Using the records below, please work out how many lines contain "Эталон"; answer with the number alone.
--- RECORD EXTRACTS ---
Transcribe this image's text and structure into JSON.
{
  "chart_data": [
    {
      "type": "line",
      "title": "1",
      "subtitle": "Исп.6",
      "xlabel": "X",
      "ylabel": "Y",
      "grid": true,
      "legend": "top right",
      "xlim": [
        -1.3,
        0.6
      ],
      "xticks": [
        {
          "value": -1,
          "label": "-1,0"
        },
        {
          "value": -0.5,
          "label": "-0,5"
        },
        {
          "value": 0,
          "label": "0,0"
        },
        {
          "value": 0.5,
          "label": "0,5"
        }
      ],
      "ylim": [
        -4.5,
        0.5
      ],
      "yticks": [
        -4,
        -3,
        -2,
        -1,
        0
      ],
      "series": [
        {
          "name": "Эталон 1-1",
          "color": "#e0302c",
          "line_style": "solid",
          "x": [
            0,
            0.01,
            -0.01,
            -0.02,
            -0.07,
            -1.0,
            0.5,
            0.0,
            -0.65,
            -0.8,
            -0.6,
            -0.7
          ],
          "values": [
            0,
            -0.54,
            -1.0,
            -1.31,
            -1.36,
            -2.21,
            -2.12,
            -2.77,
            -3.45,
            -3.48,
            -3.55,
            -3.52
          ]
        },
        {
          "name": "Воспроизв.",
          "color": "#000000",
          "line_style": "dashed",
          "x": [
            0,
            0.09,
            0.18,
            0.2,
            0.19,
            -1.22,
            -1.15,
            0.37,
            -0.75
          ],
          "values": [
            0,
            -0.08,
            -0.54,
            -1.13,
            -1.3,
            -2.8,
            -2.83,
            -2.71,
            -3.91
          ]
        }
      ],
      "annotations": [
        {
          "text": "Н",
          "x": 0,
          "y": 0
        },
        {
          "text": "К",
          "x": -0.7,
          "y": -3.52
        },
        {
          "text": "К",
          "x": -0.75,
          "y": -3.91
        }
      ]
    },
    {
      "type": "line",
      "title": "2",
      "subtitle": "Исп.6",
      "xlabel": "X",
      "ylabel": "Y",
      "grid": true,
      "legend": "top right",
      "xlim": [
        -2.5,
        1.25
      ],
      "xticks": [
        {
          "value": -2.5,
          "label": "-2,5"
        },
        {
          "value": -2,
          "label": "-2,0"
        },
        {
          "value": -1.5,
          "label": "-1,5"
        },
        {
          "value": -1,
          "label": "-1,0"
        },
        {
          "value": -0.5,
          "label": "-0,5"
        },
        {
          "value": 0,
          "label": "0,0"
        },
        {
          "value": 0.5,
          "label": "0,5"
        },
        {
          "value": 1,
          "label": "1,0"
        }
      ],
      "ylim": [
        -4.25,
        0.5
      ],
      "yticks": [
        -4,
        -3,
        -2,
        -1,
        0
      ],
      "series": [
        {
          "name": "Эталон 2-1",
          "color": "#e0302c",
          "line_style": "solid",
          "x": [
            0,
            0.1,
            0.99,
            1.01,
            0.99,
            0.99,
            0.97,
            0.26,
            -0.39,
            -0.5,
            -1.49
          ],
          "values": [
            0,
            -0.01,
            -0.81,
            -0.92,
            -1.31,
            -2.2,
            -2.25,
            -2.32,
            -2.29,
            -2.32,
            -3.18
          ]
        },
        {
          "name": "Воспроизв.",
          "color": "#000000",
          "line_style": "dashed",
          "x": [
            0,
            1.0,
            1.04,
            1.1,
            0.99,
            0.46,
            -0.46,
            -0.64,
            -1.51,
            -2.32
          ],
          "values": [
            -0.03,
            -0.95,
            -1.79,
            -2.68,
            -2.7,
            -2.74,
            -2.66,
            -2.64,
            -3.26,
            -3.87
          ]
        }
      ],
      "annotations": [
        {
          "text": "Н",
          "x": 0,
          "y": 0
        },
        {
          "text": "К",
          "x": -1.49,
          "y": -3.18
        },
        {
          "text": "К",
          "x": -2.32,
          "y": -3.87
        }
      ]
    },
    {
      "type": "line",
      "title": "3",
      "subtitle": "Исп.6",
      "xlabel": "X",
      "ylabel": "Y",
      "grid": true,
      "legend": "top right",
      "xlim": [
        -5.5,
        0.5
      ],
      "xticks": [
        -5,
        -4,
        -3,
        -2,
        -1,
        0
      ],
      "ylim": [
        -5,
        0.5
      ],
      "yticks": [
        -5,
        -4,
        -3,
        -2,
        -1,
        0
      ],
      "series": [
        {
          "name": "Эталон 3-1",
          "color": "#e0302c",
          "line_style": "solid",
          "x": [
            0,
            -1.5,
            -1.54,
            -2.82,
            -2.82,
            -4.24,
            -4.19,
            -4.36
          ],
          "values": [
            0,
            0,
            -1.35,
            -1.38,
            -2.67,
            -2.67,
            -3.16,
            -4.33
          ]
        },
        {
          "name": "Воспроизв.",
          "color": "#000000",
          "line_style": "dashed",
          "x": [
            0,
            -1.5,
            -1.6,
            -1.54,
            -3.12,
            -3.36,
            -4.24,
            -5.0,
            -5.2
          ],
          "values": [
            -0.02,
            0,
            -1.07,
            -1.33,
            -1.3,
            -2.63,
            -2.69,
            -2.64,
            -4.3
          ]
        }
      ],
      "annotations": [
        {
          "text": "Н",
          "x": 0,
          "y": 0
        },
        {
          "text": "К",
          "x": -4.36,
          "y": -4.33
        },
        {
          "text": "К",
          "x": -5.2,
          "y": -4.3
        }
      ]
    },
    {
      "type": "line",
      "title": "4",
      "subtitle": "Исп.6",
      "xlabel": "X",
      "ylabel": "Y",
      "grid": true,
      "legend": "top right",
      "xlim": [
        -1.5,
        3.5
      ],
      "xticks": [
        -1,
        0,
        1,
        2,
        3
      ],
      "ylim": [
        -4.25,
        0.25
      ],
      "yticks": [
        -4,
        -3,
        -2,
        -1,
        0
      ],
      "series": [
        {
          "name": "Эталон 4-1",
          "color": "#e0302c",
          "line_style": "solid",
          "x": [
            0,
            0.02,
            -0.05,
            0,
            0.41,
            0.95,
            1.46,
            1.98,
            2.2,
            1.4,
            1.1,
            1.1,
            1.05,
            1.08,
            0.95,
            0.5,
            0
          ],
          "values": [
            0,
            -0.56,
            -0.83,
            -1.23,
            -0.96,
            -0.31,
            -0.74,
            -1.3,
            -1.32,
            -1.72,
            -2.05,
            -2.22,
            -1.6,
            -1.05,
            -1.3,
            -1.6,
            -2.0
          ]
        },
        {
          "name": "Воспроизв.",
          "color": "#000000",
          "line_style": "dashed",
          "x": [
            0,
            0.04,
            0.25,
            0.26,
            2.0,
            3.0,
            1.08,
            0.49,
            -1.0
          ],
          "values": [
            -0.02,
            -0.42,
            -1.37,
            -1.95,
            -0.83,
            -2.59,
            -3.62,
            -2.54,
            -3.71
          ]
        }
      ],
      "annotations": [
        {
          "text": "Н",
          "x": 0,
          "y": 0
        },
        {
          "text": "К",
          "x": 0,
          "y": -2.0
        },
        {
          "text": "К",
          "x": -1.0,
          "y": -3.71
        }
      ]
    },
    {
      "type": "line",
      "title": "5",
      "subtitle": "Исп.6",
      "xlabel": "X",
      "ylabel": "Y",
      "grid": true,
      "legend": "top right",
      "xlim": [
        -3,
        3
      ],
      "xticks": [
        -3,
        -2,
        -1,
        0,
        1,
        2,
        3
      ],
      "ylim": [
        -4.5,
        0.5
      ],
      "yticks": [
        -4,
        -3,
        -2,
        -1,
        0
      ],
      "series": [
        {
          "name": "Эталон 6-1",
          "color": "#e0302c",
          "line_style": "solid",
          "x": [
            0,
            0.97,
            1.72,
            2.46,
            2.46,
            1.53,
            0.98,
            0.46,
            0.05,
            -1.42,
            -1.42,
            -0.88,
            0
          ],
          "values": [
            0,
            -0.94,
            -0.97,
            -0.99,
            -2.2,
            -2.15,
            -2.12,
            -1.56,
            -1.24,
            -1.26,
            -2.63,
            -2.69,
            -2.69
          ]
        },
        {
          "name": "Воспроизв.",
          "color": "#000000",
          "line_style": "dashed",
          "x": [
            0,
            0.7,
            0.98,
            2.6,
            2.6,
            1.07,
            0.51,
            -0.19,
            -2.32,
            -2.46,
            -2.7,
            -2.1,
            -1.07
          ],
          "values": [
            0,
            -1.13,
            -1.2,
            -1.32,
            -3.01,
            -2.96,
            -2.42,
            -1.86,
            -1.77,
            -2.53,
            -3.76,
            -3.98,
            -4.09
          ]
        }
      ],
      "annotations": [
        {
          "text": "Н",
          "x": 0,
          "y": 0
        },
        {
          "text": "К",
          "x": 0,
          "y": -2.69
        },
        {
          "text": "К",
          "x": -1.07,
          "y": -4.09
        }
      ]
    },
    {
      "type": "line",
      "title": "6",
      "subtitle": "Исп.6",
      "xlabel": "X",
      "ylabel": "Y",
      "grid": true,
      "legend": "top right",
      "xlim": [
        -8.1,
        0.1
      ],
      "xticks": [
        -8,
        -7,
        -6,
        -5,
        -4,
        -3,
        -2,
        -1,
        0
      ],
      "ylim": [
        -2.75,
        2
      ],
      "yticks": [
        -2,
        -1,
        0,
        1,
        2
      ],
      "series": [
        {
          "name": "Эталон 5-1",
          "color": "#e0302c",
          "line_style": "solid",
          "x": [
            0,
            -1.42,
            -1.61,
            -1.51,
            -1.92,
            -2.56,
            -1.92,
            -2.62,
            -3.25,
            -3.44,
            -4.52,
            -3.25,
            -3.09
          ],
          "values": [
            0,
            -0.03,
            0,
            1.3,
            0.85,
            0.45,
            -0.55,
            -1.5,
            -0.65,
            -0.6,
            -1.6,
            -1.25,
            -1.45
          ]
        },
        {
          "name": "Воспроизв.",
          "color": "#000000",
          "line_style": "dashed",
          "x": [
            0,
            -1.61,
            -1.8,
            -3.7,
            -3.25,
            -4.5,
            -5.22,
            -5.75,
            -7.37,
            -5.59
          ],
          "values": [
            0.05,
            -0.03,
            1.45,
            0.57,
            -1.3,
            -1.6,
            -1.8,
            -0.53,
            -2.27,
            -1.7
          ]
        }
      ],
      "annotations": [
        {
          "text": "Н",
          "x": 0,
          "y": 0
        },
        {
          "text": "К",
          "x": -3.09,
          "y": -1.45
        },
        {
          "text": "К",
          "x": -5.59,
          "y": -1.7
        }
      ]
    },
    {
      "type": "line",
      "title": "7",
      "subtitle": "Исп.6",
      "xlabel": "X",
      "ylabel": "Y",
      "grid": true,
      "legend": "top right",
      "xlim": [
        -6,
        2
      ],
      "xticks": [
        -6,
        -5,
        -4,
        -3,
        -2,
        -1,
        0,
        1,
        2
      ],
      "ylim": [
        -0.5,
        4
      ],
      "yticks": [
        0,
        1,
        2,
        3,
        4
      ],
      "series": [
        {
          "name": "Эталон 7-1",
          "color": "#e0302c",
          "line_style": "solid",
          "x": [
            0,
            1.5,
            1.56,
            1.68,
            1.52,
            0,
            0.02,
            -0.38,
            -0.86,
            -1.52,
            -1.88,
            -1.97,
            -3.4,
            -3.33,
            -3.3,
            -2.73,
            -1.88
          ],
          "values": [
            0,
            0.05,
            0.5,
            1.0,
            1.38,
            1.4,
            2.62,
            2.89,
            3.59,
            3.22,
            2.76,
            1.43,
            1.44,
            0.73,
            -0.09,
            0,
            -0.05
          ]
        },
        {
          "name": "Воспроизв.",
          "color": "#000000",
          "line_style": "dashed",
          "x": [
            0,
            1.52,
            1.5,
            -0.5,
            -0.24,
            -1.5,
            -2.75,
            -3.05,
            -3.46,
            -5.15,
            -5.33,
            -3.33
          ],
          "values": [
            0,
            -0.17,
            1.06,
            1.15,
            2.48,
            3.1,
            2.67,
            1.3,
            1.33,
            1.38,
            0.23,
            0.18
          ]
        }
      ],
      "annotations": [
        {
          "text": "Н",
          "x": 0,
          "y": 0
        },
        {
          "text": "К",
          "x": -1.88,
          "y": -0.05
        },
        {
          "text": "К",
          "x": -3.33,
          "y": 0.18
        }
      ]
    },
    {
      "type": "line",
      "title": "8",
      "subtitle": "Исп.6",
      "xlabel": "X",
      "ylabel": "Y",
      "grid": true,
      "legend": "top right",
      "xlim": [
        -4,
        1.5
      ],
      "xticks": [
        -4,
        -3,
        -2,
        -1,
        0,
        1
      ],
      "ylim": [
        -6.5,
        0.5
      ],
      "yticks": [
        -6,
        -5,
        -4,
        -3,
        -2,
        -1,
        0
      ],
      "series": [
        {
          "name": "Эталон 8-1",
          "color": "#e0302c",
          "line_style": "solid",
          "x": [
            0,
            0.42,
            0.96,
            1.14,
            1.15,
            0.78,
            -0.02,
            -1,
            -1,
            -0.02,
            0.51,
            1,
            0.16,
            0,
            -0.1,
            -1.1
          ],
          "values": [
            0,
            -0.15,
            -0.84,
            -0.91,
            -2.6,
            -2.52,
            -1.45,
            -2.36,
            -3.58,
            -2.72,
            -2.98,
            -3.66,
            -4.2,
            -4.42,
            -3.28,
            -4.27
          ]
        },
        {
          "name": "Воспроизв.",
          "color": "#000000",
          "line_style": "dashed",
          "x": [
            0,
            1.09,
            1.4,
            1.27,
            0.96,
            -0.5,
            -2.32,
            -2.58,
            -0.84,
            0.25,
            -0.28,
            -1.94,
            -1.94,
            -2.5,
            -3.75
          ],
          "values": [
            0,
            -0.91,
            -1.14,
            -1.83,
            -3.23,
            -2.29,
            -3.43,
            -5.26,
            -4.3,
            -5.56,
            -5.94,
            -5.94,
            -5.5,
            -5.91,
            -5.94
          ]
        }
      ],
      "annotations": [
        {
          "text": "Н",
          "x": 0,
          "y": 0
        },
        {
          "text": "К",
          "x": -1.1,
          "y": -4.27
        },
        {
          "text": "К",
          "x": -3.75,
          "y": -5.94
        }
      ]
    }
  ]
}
---
▶ _THE ANSWER_: 8